Filter the records below and copy every line containing the word "BioMVCClass".

<<<<

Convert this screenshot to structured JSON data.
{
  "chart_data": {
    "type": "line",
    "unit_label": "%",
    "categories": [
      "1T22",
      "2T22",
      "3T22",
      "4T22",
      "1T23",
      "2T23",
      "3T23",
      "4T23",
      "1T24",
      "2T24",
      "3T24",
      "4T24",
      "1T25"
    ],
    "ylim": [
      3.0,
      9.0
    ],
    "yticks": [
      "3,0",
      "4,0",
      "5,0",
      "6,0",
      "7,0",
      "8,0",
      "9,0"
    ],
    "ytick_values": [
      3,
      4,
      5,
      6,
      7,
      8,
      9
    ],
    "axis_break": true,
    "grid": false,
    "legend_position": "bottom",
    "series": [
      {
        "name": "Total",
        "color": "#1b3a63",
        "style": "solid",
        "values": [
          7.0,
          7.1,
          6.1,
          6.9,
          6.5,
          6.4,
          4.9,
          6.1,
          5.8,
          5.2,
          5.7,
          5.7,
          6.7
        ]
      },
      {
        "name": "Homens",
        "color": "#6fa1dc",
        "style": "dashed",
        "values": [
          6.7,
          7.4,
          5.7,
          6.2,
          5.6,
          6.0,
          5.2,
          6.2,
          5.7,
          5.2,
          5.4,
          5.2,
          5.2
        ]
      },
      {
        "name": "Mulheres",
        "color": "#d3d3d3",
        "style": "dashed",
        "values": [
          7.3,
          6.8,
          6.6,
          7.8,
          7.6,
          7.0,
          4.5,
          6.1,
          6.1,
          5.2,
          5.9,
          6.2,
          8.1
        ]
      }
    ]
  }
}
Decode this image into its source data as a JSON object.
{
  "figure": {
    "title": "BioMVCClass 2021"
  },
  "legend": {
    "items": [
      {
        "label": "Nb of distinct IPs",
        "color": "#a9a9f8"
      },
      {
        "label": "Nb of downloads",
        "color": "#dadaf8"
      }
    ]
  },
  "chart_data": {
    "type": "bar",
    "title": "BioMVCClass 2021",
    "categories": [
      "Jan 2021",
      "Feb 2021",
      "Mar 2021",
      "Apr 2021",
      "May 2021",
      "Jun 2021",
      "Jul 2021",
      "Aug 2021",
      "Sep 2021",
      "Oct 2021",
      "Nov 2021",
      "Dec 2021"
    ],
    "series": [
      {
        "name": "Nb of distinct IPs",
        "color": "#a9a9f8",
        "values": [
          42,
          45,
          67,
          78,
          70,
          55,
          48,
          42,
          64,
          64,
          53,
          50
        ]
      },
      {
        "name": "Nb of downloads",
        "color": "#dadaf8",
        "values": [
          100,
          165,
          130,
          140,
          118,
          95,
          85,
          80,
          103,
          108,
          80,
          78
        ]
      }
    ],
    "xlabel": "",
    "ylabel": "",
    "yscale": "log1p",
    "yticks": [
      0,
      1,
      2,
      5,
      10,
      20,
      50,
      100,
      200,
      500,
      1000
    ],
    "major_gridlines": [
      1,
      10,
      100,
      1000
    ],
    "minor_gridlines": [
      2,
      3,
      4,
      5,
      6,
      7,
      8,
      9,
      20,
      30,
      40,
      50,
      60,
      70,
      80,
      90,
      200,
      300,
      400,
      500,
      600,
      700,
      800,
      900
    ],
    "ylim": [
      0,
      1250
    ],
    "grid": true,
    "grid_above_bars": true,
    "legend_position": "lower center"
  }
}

>>>>

TASK SOLUTION:
    "title": "BioMVCClass 2021"
    "title": "BioMVCClass 2021",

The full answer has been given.